◆ AIM OF THE TASK
Each line of the material below that holds the word "Lateral" needs to be copied.

Dataset rows about figures
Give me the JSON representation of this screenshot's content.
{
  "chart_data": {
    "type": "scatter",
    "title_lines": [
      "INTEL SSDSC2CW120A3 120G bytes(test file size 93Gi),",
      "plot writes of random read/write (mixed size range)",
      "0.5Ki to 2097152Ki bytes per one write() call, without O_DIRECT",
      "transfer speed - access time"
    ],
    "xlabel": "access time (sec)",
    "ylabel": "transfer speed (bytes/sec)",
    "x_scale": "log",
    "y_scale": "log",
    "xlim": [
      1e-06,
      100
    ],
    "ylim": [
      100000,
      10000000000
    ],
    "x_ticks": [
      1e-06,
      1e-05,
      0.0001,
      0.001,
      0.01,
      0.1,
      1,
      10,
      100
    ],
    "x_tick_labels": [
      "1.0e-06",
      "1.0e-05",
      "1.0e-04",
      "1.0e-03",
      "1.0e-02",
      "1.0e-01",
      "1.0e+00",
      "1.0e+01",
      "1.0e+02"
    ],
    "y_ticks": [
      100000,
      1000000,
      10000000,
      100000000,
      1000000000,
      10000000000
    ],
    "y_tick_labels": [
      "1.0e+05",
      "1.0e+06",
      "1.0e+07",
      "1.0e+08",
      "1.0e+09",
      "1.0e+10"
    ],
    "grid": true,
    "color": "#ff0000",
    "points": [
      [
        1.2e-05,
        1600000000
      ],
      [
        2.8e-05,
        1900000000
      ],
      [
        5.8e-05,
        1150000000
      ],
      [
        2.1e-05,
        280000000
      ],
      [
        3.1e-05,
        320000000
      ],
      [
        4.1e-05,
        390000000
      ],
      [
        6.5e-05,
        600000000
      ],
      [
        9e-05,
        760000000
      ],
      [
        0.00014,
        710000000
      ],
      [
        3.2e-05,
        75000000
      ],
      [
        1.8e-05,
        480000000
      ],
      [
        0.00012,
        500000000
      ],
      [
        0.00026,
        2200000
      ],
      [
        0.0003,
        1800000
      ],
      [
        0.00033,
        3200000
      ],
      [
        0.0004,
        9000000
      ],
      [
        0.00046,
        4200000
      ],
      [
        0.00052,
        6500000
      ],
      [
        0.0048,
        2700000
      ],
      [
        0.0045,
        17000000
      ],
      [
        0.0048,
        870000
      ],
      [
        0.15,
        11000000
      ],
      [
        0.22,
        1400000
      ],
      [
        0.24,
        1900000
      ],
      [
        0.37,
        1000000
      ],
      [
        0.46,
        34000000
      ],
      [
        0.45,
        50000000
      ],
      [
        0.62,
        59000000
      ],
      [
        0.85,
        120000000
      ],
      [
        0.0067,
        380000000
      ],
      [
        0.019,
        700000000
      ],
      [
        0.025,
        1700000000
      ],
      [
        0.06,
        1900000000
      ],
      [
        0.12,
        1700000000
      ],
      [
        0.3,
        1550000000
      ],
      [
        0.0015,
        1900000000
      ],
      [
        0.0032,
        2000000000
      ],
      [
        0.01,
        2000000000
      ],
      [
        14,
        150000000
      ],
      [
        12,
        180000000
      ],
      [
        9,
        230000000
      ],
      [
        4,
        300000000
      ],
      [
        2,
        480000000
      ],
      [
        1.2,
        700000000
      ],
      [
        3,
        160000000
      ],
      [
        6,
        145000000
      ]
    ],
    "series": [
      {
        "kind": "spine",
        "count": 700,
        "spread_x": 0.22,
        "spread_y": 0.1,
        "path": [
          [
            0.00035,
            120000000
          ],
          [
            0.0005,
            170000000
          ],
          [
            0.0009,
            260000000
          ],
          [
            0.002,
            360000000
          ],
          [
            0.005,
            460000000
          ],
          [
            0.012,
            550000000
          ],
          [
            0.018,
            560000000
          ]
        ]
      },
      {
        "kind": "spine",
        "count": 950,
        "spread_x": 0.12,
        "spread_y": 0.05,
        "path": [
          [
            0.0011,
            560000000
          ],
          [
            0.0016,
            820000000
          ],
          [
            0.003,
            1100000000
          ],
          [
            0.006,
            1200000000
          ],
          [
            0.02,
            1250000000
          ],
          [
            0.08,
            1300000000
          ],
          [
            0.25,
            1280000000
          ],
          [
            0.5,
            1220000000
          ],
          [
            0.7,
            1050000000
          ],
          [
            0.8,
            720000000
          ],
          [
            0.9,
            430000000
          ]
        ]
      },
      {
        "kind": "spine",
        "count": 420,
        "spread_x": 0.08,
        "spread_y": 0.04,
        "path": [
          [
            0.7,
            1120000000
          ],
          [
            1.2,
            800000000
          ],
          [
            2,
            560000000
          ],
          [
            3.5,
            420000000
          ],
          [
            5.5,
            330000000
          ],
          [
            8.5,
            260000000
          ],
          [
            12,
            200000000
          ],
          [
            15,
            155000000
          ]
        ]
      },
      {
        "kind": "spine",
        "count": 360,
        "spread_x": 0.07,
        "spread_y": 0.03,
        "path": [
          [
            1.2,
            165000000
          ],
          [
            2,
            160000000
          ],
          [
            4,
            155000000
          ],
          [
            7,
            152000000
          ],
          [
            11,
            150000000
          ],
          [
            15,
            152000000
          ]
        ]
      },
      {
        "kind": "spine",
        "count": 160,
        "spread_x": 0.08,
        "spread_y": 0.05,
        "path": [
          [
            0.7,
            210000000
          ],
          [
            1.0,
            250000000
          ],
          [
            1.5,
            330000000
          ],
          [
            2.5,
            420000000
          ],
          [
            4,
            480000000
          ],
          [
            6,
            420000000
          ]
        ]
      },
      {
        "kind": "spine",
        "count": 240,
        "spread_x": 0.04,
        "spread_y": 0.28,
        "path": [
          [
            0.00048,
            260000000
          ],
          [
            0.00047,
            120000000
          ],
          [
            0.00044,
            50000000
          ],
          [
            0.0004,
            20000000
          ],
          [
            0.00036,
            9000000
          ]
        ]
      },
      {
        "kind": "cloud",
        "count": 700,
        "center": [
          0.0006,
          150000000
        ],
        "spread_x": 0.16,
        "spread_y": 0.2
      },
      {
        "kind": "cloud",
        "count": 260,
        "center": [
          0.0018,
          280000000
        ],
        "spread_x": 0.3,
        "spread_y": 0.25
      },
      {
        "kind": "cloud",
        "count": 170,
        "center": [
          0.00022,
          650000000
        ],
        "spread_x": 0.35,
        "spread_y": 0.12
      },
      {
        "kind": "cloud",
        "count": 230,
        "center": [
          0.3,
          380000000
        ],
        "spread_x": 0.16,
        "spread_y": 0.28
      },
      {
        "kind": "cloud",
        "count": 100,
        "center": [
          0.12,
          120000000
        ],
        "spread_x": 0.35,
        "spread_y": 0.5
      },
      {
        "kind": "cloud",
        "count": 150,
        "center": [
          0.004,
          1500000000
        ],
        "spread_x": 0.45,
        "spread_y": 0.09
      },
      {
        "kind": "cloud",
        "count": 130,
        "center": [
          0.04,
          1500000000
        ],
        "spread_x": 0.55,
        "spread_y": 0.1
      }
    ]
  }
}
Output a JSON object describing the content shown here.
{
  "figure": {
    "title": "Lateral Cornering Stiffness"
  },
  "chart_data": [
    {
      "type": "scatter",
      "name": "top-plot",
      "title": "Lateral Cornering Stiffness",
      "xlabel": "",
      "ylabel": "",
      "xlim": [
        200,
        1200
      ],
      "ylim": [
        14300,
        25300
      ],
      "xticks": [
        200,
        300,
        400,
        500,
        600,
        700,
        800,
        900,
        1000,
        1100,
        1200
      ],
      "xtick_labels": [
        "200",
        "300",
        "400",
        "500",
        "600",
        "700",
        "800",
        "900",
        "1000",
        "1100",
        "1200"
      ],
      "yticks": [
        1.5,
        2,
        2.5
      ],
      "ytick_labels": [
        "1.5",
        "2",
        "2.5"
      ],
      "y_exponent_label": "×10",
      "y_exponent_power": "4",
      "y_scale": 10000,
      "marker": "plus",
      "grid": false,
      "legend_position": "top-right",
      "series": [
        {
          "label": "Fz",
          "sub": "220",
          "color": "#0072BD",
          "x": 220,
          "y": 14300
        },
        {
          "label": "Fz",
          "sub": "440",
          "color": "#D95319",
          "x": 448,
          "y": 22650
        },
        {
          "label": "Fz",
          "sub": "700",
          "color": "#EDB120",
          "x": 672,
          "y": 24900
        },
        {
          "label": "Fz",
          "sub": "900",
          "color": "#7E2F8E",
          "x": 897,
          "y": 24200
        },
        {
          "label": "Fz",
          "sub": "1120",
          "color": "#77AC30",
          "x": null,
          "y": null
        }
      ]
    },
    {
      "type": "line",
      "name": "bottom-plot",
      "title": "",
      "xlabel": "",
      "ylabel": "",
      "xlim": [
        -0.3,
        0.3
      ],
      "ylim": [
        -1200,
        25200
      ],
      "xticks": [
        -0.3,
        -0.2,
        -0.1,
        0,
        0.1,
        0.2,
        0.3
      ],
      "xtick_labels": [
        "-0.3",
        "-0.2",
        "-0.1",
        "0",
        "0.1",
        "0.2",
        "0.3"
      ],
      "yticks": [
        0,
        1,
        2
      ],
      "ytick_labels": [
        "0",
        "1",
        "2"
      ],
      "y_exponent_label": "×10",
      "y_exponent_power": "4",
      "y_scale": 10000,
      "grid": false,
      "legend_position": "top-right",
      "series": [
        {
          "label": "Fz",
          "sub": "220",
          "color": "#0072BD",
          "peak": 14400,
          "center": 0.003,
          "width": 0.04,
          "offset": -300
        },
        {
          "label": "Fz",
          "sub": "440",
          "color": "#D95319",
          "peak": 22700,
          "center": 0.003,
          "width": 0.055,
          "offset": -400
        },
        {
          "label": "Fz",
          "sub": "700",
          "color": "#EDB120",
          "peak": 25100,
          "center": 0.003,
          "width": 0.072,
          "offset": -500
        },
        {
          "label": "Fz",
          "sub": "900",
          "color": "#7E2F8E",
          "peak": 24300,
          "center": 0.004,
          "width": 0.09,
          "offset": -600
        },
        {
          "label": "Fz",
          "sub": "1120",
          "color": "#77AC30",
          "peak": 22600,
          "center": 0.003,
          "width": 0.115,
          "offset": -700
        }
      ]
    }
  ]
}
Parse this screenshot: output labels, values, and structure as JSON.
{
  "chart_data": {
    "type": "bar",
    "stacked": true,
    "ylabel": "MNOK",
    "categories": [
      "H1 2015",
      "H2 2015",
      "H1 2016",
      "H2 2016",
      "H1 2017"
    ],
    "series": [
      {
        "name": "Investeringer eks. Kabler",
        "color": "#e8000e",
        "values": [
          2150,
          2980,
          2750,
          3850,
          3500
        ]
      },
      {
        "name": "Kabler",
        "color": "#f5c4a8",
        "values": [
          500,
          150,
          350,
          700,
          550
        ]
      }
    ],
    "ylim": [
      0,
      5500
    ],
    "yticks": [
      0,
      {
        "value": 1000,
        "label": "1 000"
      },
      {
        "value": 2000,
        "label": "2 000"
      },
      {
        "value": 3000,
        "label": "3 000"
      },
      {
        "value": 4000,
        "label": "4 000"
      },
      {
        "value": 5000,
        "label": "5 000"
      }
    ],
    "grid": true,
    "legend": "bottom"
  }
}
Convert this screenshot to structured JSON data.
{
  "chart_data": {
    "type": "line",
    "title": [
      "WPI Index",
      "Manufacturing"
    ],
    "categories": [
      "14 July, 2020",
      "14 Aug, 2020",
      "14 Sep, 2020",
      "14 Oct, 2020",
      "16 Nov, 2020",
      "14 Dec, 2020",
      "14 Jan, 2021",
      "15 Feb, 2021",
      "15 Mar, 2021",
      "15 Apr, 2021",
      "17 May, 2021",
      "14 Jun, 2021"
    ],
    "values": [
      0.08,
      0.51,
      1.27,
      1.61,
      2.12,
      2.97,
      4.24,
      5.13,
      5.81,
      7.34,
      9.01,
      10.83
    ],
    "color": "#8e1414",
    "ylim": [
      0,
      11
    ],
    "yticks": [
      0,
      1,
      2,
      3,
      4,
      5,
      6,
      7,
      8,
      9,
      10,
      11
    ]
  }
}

◆ RESULT OF THIS EXERCISE
    "title": "Lateral Cornering Stiffness"
      "title": "Lateral Cornering Stiffness",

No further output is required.